WHAT THE EXERCISE ASKS =
Please pull out every line that includes the string "客场惜败".

EXTRACTED INFORMATION =
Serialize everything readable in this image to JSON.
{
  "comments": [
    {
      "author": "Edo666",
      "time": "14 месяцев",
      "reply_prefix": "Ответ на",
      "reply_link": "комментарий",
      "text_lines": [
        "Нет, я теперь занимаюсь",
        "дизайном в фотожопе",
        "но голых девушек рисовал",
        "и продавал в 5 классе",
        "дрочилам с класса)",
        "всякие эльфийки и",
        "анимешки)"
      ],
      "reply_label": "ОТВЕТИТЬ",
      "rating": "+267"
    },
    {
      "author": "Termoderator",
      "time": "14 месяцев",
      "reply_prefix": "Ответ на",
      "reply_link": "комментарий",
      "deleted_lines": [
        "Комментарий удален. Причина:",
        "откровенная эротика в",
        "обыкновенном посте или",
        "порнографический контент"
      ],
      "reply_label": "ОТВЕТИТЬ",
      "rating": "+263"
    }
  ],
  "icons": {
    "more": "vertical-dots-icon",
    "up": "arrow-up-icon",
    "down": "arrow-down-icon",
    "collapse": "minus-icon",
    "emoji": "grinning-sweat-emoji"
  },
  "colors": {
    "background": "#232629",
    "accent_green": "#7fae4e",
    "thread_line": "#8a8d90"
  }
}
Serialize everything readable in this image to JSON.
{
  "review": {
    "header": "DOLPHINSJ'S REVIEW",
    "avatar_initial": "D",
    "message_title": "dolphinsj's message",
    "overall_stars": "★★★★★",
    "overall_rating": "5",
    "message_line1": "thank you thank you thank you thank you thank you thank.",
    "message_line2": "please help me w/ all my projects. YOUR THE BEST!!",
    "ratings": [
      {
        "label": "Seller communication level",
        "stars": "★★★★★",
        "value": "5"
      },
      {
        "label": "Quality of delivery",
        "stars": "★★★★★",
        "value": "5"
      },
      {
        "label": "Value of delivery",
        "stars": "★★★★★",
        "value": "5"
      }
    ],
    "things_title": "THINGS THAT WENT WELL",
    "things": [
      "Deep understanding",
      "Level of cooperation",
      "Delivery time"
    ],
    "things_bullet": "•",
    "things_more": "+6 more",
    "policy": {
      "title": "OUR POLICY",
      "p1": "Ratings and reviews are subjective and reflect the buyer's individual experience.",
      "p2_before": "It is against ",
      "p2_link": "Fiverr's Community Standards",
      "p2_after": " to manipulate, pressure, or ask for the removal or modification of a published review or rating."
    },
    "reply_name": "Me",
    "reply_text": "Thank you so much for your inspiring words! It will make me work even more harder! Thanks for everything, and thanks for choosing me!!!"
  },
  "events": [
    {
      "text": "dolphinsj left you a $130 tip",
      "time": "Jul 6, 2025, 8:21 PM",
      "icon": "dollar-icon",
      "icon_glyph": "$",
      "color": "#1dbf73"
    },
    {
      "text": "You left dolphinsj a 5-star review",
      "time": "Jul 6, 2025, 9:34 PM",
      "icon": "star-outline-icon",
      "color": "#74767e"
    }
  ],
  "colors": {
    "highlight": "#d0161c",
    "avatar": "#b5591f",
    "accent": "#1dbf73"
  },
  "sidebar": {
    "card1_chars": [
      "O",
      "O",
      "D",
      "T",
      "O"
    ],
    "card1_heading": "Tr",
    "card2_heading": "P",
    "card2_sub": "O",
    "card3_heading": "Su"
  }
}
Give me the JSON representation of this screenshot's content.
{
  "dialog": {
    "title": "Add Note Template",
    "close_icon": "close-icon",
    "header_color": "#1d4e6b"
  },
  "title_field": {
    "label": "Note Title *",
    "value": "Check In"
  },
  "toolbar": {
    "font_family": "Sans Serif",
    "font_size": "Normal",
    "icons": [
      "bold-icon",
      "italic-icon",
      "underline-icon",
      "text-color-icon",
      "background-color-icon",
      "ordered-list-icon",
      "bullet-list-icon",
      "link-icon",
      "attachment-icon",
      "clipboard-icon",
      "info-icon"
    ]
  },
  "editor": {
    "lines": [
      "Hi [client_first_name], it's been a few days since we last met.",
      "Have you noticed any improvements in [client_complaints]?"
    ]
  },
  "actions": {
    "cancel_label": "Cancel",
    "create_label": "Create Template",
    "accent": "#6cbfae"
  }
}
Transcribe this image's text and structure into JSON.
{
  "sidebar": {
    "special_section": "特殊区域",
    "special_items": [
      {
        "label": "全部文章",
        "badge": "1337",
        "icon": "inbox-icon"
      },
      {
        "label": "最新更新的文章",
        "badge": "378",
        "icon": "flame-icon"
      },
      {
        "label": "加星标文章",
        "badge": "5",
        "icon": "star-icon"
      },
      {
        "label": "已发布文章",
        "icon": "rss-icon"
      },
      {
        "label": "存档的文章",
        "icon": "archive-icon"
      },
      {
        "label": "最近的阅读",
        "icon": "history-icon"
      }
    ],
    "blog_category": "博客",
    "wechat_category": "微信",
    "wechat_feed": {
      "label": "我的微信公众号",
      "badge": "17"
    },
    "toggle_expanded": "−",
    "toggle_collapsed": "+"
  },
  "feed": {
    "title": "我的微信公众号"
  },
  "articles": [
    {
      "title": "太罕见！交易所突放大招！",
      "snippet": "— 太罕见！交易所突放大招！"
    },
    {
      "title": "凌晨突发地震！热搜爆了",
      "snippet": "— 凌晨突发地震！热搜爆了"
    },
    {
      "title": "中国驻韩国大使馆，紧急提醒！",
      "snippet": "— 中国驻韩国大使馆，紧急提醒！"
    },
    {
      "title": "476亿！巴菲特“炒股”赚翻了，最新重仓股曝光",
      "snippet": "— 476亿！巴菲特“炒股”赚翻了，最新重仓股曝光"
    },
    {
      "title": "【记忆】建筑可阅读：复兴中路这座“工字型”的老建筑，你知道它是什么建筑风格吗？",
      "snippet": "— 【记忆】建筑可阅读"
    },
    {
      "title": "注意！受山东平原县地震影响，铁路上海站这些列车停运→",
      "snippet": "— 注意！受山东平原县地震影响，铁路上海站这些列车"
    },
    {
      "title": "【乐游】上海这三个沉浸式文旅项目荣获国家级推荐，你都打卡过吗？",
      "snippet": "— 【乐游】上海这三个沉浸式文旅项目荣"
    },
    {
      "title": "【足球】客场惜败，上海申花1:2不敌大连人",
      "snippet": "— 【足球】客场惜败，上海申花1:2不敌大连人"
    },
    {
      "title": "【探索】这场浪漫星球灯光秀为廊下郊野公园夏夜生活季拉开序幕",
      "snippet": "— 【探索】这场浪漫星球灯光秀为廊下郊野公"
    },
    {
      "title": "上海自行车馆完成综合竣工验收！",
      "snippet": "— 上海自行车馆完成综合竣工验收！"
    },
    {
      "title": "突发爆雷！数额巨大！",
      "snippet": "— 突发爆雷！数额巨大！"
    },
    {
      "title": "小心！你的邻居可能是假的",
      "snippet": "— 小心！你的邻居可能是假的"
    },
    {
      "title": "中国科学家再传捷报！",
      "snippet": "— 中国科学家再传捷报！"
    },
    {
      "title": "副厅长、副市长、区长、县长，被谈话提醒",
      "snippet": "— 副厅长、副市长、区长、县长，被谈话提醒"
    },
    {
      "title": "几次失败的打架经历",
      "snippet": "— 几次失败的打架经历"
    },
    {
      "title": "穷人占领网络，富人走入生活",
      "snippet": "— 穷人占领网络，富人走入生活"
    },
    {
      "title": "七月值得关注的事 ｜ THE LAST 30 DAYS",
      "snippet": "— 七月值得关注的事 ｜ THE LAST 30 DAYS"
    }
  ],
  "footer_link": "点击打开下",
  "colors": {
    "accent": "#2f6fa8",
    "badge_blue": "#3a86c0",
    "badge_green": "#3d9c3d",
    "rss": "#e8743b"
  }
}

THE COMPLETED TASK =
      "title": "【足球】客场惜败，上海申花1:2不敌大连人",
      "snippet": "— 【足球】客场惜败，上海申花1:2不敌大连人"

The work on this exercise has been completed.